■ **PROBLEM STATEMENT**
Locate each line containing the string "this" and copy it out.

■ **EXERCISE INPUT**
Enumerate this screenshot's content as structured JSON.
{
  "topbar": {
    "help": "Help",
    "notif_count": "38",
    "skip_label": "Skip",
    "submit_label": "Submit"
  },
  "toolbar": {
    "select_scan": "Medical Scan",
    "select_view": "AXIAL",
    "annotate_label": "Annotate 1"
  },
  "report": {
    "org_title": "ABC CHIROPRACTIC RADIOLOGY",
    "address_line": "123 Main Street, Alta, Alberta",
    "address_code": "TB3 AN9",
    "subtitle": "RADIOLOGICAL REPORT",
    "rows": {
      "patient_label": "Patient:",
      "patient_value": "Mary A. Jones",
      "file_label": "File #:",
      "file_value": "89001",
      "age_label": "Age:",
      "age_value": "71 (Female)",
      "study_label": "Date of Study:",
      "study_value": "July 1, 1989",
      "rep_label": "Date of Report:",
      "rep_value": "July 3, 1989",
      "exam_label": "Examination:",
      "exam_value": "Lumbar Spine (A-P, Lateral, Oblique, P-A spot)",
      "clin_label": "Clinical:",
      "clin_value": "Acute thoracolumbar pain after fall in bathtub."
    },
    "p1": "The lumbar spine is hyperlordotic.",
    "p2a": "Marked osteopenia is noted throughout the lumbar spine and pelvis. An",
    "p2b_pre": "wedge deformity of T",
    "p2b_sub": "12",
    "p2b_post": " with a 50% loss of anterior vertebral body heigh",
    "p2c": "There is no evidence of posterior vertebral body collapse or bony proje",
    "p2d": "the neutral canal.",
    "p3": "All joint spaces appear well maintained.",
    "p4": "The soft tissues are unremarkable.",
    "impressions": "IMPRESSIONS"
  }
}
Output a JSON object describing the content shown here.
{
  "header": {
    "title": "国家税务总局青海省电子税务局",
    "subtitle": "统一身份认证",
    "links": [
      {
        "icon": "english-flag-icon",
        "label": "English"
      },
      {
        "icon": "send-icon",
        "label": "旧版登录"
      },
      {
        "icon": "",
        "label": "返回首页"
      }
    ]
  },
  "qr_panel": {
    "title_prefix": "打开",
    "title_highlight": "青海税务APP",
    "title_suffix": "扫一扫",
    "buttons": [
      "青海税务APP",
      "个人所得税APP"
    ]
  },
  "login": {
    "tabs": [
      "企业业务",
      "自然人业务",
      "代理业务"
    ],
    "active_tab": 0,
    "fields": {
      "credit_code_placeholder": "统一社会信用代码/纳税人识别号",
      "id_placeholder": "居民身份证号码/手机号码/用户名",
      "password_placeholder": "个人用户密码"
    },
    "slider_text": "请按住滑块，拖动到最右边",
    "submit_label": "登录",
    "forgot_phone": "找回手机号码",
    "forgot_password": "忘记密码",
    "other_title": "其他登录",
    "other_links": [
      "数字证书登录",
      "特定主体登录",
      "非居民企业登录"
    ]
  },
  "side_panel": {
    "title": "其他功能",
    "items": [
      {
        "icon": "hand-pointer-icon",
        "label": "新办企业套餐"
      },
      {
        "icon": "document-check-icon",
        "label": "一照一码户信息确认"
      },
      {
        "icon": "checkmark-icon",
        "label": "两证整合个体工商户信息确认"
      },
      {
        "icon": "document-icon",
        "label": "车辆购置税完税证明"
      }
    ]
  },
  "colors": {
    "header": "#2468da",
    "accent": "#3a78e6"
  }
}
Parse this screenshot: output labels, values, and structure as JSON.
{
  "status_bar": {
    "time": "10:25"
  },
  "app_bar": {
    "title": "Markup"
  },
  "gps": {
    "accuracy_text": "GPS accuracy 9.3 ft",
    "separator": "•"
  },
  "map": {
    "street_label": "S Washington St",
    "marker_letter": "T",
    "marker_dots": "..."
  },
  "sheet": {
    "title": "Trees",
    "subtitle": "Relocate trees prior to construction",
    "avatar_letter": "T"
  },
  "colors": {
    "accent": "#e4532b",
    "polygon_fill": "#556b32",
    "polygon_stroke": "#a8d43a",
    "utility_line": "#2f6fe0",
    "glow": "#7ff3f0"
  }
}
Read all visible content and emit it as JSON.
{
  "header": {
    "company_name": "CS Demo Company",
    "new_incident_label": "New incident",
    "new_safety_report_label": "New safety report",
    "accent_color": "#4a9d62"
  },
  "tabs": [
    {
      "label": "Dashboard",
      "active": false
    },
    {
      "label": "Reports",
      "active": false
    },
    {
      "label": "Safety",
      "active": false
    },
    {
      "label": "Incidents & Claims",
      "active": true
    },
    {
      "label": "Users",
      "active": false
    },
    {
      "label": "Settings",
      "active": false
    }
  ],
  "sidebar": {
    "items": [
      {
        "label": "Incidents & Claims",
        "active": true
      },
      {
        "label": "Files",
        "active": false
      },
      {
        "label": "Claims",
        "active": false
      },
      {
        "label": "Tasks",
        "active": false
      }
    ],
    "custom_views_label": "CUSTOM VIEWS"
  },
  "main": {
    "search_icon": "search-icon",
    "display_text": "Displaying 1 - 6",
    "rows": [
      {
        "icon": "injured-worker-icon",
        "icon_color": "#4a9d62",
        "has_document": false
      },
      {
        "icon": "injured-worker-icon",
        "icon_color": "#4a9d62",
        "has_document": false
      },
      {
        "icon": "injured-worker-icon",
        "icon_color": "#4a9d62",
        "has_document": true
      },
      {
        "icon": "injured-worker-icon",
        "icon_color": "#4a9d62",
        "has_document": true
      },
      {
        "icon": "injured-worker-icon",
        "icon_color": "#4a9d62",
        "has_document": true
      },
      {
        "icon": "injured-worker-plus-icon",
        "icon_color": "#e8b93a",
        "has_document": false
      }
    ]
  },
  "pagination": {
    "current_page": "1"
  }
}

■ **EXERCISE SOLUTION**
Enumerate this screenshot's content as structured JSON.
Parse this screenshot: output labels, values, and structure as JSON.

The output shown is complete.